TASK STATEMENT: Carry none of the pictures over; set down the material below exactly.

EXERCISE DATA:
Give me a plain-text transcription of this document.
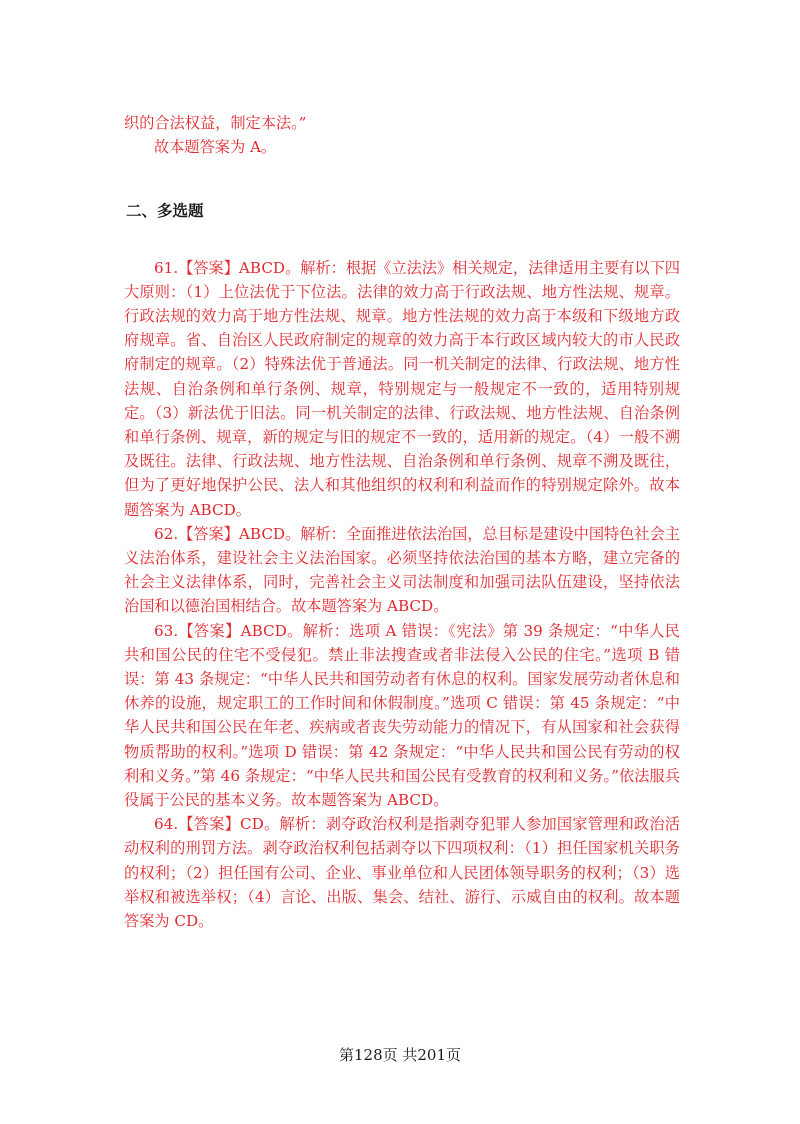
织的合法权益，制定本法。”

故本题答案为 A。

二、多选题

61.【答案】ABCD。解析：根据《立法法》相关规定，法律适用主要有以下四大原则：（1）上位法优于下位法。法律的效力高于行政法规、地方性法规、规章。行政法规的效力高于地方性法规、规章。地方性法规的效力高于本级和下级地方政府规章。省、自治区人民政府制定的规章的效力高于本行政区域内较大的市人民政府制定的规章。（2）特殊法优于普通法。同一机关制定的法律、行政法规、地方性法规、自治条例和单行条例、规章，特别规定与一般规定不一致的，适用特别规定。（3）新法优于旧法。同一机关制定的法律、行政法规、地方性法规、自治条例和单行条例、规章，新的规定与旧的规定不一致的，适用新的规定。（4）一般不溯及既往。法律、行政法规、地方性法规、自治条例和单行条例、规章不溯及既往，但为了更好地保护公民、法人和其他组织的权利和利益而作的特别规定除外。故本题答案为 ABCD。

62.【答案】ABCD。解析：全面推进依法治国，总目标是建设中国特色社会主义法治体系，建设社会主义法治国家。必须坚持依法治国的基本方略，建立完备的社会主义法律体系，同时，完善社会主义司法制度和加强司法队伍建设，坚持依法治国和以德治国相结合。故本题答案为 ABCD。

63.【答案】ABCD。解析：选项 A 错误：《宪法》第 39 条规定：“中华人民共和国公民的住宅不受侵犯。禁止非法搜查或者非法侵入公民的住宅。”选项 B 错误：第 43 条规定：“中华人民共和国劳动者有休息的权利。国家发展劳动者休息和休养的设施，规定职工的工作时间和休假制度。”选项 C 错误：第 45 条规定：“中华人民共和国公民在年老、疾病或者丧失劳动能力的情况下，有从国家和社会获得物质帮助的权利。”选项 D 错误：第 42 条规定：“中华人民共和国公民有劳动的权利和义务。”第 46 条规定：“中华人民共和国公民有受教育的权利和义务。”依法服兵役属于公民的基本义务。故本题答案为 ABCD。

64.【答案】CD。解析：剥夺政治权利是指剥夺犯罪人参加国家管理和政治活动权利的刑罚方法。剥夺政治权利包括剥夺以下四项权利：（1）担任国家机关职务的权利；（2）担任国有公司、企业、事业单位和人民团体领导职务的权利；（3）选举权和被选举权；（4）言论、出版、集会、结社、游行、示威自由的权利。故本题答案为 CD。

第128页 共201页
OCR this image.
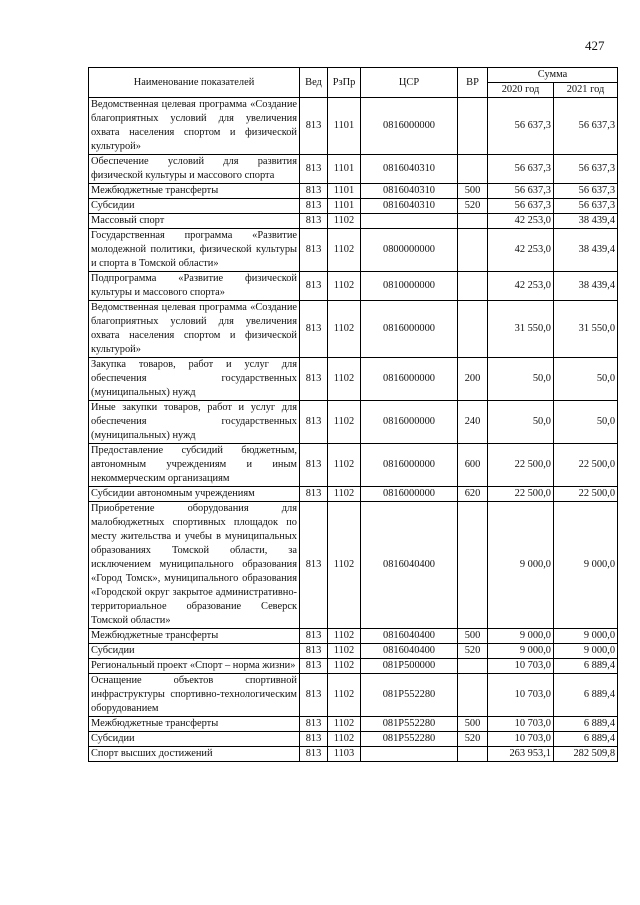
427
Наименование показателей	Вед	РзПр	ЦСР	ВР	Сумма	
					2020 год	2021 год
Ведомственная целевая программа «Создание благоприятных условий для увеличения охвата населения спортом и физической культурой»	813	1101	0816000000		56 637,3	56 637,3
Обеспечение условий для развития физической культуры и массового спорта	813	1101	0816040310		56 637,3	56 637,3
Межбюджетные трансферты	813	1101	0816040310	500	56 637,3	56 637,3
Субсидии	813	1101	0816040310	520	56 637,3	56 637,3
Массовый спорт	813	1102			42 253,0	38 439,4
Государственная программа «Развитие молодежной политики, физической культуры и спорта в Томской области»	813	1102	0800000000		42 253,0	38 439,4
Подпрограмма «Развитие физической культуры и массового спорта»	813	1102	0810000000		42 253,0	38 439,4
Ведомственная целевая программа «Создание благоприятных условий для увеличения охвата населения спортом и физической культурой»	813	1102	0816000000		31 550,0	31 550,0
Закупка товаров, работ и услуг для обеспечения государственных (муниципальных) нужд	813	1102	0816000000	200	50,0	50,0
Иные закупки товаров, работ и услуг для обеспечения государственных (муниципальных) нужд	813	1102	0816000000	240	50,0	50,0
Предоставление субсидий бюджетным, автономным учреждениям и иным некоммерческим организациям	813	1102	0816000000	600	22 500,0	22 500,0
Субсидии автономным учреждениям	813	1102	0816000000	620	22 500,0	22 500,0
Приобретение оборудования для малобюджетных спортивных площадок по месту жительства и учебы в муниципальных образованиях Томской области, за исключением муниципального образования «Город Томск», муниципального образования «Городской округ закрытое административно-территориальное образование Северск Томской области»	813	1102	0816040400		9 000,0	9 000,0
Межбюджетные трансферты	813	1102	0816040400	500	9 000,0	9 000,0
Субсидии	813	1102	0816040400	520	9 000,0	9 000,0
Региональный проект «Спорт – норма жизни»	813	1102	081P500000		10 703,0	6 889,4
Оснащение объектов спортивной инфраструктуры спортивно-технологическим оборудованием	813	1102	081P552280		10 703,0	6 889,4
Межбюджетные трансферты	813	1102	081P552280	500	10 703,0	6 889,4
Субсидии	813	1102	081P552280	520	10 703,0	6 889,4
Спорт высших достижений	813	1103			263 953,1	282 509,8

SOLUTION TO THE PROBLEM:
Give me a plain-text transcription of this document.
织的合法权益，制定本法。”

故本题答案为 A。

二、多选题

61.【答案】ABCD。解析：根据《立法法》相关规定，法律适用主要有以下四大原则：（1）上位法优于下位法。法律的效力高于行政法规、地方性法规、规章。行政法规的效力高于地方性法规、规章。地方性法规的效力高于本级和下级地方政府规章。省、自治区人民政府制定的规章的效力高于本行政区域内较大的市人民政府制定的规章。（2）特殊法优于普通法。同一机关制定的法律、行政法规、地方性法规、自治条例和单行条例、规章，特别规定与一般规定不一致的，适用特别规定。（3）新法优于旧法。同一机关制定的法律、行政法规、地方性法规、自治条例和单行条例、规章，新的规定与旧的规定不一致的，适用新的规定。（4）一般不溯及既往。法律、行政法规、地方性法规、自治条例和单行条例、规章不溯及既往，但为了更好地保护公民、法人和其他组织的权利和利益而作的特别规定除外。故本题答案为 ABCD。

62.【答案】ABCD。解析：全面推进依法治国，总目标是建设中国特色社会主义法治体系，建设社会主义法治国家。必须坚持依法治国的基本方略，建立完备的社会主义法律体系，同时，完善社会主义司法制度和加强司法队伍建设，坚持依法治国和以德治国相结合。故本题答案为 ABCD。

63.【答案】ABCD。解析：选项 A 错误：《宪法》第 39 条规定：“中华人民共和国公民的住宅不受侵犯。禁止非法搜查或者非法侵入公民的住宅。”选项 B 错误：第 43 条规定：“中华人民共和国劳动者有休息的权利。国家发展劳动者休息和休养的设施，规定职工的工作时间和休假制度。”选项 C 错误：第 45 条规定：“中华人民共和国公民在年老、疾病或者丧失劳动能力的情况下，有从国家和社会获得物质帮助的权利。”选项 D 错误：第 42 条规定：“中华人民共和国公民有劳动的权利和义务。”第 46 条规定：“中华人民共和国公民有受教育的权利和义务。”依法服兵役属于公民的基本义务。故本题答案为 ABCD。

64.【答案】CD。解析：剥夺政治权利是指剥夺犯罪人参加国家管理和政治活动权利的刑罚方法。剥夺政治权利包括剥夺以下四项权利：（1）担任国家机关职务的权利；（2）担任国有公司、企业、事业单位和人民团体领导职务的权利；（3）选举权和被选举权；（4）言论、出版、集会、结社、游行、示威自由的权利。故本题答案为 CD。

第128页 共201页
OCR this image.
427
Наименование показателей	Вед	РзПр	ЦСР	ВР	Сумма	
					2020 год	2021 год
Ведомственная целевая программа «Создание благоприятных условий для увеличения охвата населения спортом и физической культурой»	813	1101	0816000000		56 637,3	56 637,3
Обеспечение условий для развития физической культуры и массового спорта	813	1101	0816040310		56 637,3	56 637,3
Межбюджетные трансферты	813	1101	0816040310	500	56 637,3	56 637,3
Субсидии	813	1101	0816040310	520	56 637,3	56 637,3
Массовый спорт	813	1102			42 253,0	38 439,4
Государственная программа «Развитие молодежной политики, физической культуры и спорта в Томской области»	813	1102	0800000000		42 253,0	38 439,4
Подпрограмма «Развитие физической культуры и массового спорта»	813	1102	0810000000		42 253,0	38 439,4
Ведомственная целевая программа «Создание благоприятных условий для увеличения охвата населения спортом и физической культурой»	813	1102	0816000000		31 550,0	31 550,0
Закупка товаров, работ и услуг для обеспечения государственных (муниципальных) нужд	813	1102	0816000000	200	50,0	50,0
Иные закупки товаров, работ и услуг для обеспечения государственных (муниципальных) нужд	813	1102	0816000000	240	50,0	50,0
Предоставление субсидий бюджетным, автономным учреждениям и иным некоммерческим организациям	813	1102	0816000000	600	22 500,0	22 500,0
Субсидии автономным учреждениям	813	1102	0816000000	620	22 500,0	22 500,0
Приобретение оборудования для малобюджетных спортивных площадок по месту жительства и учебы в муниципальных образованиях Томской области, за исключением муниципального образования «Город Томск», муниципального образования «Городской округ закрытое административно-территориальное образование Северск Томской области»	813	1102	0816040400		9 000,0	9 000,0
Межбюджетные трансферты	813	1102	0816040400	500	9 000,0	9 000,0
Субсидии	813	1102	0816040400	520	9 000,0	9 000,0
Региональный проект «Спорт – норма жизни»	813	1102	081P500000		10 703,0	6 889,4
Оснащение объектов спортивной инфраструктуры спортивно-технологическим оборудованием	813	1102	081P552280		10 703,0	6 889,4
Межбюджетные трансферты	813	1102	081P552280	500	10 703,0	6 889,4
Субсидии	813	1102	081P552280	520	10 703,0	6 889,4
Спорт высших достижений	813	1103			263 953,1	282 509,8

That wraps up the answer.